+++ Supplied entries +++

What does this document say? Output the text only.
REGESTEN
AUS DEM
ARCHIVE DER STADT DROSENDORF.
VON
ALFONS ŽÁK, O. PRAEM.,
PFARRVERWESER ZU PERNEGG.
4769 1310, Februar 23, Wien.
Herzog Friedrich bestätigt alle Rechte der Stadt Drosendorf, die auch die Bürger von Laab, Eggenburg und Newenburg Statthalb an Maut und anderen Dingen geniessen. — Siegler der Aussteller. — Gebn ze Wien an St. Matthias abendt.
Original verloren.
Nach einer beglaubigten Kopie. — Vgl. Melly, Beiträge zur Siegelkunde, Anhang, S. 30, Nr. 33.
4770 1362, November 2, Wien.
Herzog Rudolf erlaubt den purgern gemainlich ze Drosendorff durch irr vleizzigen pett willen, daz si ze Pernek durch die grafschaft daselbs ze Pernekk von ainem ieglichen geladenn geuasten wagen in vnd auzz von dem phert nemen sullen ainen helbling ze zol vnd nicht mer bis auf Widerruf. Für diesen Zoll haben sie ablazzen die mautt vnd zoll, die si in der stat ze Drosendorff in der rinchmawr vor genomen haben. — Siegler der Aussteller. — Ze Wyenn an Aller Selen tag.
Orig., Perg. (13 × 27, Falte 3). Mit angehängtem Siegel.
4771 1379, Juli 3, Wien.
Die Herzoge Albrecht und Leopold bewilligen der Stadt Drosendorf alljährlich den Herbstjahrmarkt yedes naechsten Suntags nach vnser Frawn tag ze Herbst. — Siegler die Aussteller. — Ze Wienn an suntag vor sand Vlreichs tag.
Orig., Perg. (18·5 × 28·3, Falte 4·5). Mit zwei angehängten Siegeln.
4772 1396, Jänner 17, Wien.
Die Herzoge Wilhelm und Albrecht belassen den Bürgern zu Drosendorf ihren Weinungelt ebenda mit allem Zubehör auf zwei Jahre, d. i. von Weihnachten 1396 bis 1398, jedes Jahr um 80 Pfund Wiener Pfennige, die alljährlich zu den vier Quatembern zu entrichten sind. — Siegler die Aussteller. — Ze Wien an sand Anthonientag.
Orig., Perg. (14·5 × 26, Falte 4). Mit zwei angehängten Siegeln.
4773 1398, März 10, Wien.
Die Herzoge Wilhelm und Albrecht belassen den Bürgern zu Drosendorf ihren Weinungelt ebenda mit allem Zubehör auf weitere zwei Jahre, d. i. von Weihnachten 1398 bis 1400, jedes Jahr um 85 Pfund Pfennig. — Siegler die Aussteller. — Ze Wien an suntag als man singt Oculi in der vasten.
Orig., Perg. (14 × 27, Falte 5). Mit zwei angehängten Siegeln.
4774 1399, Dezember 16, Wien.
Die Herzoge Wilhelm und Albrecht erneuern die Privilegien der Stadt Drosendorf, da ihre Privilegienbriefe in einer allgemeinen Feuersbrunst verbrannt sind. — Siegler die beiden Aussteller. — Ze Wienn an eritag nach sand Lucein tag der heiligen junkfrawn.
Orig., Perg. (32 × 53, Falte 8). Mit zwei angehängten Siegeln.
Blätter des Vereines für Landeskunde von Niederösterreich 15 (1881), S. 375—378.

+++

**What the task requires:** Every record must appear in the answer exactly as it does above.

**The answer:**
What does this document say? Output the text only.
REGESTEN
AUS DEM
ARCHIVE DER STADT DROSENDORF.
VON
ALFONS ŽÁK, O. PRAEM.,
PFARRVERWESER ZU PERNEGG.
4769 1310, Februar 23, Wien.
Herzog Friedrich bestätigt alle Rechte der Stadt Drosendorf, die auch die Bürger von Laab, Eggenburg und Newenburg Statthalb an Maut und anderen Dingen geniessen. — Siegler der Aussteller. — Gebn ze Wien an St. Matthias abendt.
Original verloren.
Nach einer beglaubigten Kopie. — Vgl. Melly, Beiträge zur Siegelkunde, Anhang, S. 30, Nr. 33.
4770 1362, November 2, Wien.
Herzog Rudolf erlaubt den purgern gemainlich ze Drosendorff durch irr vleizzigen pett willen, daz si ze Pernek durch die grafschaft daselbs ze Pernekk von ainem ieglichen geladenn geuasten wagen in vnd auzz von dem phert nemen sullen ainen helbling ze zol vnd nicht mer bis auf Widerruf. Für diesen Zoll haben sie ablazzen die mautt vnd zoll, die si in der stat ze Drosendorff in der rinchmawr vor genomen haben. — Siegler der Aussteller. — Ze Wyenn an Aller Selen tag.
Orig., Perg. (13 × 27, Falte 3). Mit angehängtem Siegel.
4771 1379, Juli 3, Wien.
Die Herzoge Albrecht und Leopold bewilligen der Stadt Drosendorf alljährlich den Herbstjahrmarkt yedes naechsten Suntags nach vnser Frawn tag ze Herbst. — Siegler die Aussteller. — Ze Wienn an suntag vor sand Vlreichs tag.
Orig., Perg. (18·5 × 28·3, Falte 4·5). Mit zwei angehängten Siegeln.
4772 1396, Jänner 17, Wien.
Die Herzoge Wilhelm und Albrecht belassen den Bürgern zu Drosendorf ihren Weinungelt ebenda mit allem Zubehör auf zwei Jahre, d. i. von Weihnachten 1396 bis 1398, jedes Jahr um 80 Pfund Wiener Pfennige, die alljährlich zu den vier Quatembern zu entrichten sind. — Siegler die Aussteller. — Ze Wien an sand Anthonientag.
Orig., Perg. (14·5 × 26, Falte 4). Mit zwei angehängten Siegeln.
4773 1398, März 10, Wien.
Die Herzoge Wilhelm und Albrecht belassen den Bürgern zu Drosendorf ihren Weinungelt ebenda mit allem Zubehör auf weitere zwei Jahre, d. i. von Weihnachten 1398 bis 1400, jedes Jahr um 85 Pfund Pfennig. — Siegler die Aussteller. — Ze Wien an suntag als man singt Oculi in der vasten.
Orig., Perg. (14 × 27, Falte 5). Mit zwei angehängten Siegeln.
4774 1399, Dezember 16, Wien.
Die Herzoge Wilhelm und Albrecht erneuern die Privilegien der Stadt Drosendorf, da ihre Privilegienbriefe in einer allgemeinen Feuersbrunst verbrannt sind. — Siegler die beiden Aussteller. — Ze Wienn an eritag nach sand Lucein tag der heiligen junkfrawn.
Orig., Perg. (32 × 53, Falte 8). Mit zwei angehängten Siegeln.
Blätter des Vereines für Landeskunde von Niederösterreich 15 (1881), S. 375—378.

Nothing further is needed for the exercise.